Objective:
Pull out all lines from the listing below in which the word "Fetch" appears.

Dataset records:

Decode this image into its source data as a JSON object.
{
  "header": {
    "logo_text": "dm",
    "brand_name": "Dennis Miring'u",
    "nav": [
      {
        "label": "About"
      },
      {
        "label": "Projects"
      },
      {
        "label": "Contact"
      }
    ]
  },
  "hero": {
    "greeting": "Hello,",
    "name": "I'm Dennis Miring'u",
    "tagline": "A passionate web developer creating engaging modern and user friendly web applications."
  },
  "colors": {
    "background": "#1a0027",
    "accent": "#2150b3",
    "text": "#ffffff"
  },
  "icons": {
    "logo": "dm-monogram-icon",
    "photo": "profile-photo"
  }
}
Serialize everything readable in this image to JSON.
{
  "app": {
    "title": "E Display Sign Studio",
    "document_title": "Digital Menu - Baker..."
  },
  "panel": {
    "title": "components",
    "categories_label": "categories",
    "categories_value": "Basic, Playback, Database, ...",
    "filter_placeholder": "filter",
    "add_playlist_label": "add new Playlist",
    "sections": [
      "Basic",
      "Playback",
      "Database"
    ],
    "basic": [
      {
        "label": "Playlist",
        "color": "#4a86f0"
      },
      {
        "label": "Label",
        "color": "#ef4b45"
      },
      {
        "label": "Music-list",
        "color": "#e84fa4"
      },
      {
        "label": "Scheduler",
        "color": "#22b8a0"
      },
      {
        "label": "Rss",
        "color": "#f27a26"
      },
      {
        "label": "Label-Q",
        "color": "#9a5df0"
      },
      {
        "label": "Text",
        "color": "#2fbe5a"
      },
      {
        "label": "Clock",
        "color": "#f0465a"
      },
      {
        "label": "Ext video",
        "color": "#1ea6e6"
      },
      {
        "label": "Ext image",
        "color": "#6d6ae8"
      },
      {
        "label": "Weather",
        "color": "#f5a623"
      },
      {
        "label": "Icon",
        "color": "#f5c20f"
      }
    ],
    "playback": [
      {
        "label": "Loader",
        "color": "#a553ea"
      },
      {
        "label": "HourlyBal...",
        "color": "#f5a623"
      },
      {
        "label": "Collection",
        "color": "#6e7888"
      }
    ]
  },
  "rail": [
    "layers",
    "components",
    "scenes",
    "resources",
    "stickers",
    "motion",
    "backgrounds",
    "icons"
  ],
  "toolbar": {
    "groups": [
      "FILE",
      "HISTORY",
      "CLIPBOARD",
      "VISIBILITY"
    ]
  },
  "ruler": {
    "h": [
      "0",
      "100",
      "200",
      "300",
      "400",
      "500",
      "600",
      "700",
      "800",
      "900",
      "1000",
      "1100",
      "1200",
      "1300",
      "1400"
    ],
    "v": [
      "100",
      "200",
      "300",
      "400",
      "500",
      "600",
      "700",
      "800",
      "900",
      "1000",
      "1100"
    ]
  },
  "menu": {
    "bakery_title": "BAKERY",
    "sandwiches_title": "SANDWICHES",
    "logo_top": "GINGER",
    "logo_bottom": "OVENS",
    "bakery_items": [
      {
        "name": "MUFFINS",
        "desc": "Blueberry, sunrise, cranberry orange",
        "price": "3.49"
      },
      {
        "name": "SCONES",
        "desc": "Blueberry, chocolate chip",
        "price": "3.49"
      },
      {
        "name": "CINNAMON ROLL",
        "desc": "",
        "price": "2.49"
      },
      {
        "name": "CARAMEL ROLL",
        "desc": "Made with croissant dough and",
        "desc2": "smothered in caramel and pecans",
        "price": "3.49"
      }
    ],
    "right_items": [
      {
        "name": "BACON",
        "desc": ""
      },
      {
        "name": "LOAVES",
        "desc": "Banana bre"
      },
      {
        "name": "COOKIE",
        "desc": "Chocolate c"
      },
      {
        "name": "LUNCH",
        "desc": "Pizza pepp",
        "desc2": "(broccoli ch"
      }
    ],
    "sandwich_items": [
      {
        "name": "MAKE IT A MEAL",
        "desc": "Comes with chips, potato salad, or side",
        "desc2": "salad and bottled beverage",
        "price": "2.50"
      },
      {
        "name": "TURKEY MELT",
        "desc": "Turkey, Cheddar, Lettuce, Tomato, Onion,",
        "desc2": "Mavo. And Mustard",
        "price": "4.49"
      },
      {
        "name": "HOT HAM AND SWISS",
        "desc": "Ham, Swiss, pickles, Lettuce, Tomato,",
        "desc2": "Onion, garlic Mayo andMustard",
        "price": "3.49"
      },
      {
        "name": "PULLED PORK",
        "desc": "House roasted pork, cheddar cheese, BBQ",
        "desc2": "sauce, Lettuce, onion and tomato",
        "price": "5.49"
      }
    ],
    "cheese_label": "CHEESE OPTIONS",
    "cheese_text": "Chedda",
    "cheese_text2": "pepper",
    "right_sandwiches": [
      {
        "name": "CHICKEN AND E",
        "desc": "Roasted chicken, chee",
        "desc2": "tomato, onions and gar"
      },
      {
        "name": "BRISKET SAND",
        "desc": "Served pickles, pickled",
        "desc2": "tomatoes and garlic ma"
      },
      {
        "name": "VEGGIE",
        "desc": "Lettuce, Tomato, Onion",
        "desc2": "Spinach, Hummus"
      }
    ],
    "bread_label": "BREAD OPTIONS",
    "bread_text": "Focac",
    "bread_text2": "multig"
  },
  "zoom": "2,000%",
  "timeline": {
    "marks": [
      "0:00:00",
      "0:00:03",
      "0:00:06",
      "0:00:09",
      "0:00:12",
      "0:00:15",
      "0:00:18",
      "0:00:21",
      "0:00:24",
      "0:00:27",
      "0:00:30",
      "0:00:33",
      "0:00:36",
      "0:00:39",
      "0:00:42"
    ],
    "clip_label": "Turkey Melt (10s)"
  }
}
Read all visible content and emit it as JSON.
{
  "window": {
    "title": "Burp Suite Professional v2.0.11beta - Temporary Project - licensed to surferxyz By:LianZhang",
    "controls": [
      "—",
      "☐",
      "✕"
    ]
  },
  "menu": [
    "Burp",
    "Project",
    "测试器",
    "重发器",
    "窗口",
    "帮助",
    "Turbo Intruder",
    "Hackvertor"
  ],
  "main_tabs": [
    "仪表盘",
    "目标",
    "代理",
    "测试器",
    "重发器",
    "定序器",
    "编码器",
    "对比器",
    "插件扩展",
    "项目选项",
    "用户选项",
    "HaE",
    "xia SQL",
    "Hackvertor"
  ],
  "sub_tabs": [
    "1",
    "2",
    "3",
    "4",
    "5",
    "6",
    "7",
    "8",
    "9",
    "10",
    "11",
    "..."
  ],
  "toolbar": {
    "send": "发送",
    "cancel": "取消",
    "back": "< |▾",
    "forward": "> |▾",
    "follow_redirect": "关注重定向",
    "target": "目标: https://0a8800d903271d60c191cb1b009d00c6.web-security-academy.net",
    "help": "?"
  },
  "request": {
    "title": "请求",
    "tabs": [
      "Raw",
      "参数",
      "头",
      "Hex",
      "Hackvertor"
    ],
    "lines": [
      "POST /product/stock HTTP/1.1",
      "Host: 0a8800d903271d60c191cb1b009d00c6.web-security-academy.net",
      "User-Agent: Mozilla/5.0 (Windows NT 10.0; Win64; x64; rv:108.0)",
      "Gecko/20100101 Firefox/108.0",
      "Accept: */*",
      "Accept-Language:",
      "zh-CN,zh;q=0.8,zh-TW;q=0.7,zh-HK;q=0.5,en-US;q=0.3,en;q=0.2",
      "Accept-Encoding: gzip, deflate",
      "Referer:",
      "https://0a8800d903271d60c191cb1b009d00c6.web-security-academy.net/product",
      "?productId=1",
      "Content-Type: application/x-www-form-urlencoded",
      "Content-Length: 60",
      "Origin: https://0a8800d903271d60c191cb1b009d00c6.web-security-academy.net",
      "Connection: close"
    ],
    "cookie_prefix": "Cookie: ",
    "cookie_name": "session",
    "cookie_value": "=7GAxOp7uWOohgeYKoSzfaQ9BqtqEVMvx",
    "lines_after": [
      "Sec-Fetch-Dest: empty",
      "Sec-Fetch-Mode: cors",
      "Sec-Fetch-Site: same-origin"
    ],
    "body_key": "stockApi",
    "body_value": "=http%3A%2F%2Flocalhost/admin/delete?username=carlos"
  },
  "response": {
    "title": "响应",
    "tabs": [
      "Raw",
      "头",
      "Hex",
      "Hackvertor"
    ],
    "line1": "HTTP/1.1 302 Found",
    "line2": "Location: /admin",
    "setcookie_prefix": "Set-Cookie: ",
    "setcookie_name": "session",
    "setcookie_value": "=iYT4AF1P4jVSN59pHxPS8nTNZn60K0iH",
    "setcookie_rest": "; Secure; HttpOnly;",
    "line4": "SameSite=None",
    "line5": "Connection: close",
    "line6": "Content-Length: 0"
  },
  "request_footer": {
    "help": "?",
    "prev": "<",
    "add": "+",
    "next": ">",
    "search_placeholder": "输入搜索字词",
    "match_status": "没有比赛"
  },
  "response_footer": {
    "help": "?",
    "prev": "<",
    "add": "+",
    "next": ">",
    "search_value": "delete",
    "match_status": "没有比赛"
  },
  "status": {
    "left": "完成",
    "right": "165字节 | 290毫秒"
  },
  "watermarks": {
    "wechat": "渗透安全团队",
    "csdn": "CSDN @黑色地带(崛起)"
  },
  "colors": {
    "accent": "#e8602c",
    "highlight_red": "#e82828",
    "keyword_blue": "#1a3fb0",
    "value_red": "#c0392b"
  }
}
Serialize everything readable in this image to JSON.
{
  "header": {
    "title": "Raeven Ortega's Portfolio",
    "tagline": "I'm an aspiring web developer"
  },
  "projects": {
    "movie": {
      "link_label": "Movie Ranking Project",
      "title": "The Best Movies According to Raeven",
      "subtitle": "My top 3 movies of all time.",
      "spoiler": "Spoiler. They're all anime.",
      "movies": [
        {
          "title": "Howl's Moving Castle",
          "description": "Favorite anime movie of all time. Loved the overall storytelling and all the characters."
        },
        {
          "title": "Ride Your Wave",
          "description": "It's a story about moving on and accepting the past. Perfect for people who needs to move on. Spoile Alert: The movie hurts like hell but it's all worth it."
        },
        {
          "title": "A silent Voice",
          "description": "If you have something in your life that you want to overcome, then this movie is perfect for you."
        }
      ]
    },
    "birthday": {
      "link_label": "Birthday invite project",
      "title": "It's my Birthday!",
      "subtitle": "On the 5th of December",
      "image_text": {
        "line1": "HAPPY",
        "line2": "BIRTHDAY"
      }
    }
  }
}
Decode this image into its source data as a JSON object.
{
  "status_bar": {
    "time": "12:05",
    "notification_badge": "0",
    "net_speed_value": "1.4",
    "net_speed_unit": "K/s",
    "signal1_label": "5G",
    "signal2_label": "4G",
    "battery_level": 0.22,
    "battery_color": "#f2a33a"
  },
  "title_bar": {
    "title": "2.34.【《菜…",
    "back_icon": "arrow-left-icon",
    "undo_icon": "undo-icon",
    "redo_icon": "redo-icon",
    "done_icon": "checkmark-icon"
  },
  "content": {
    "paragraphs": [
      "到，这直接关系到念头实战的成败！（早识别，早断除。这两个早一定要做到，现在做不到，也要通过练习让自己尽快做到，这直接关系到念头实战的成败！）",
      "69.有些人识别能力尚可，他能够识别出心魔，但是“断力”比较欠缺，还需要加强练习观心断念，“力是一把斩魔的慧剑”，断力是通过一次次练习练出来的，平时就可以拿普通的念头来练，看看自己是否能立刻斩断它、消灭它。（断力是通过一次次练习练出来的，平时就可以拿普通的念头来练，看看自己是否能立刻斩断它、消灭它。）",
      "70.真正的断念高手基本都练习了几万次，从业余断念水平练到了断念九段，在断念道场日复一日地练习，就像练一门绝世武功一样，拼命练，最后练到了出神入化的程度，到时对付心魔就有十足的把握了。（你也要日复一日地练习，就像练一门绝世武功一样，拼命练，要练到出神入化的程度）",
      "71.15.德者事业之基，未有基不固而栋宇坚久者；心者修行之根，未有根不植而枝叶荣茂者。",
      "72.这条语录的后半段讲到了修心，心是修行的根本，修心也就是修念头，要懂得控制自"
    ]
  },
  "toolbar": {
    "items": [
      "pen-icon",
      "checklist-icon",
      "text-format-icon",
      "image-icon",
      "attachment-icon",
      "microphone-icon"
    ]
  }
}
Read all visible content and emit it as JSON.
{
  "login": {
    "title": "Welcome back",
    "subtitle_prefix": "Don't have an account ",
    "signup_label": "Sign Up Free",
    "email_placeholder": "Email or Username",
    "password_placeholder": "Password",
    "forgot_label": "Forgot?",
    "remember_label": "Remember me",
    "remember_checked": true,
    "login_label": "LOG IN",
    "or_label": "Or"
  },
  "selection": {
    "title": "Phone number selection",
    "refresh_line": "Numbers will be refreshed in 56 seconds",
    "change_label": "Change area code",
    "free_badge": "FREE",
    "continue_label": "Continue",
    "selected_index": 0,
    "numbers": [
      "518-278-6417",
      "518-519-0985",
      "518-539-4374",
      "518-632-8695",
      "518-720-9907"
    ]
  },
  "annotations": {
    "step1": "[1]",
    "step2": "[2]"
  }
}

Output of the task:
      "Sec-Fetch-Dest: empty",
      "Sec-Fetch-Mode: cors",
      "Sec-Fetch-Site: same-origin"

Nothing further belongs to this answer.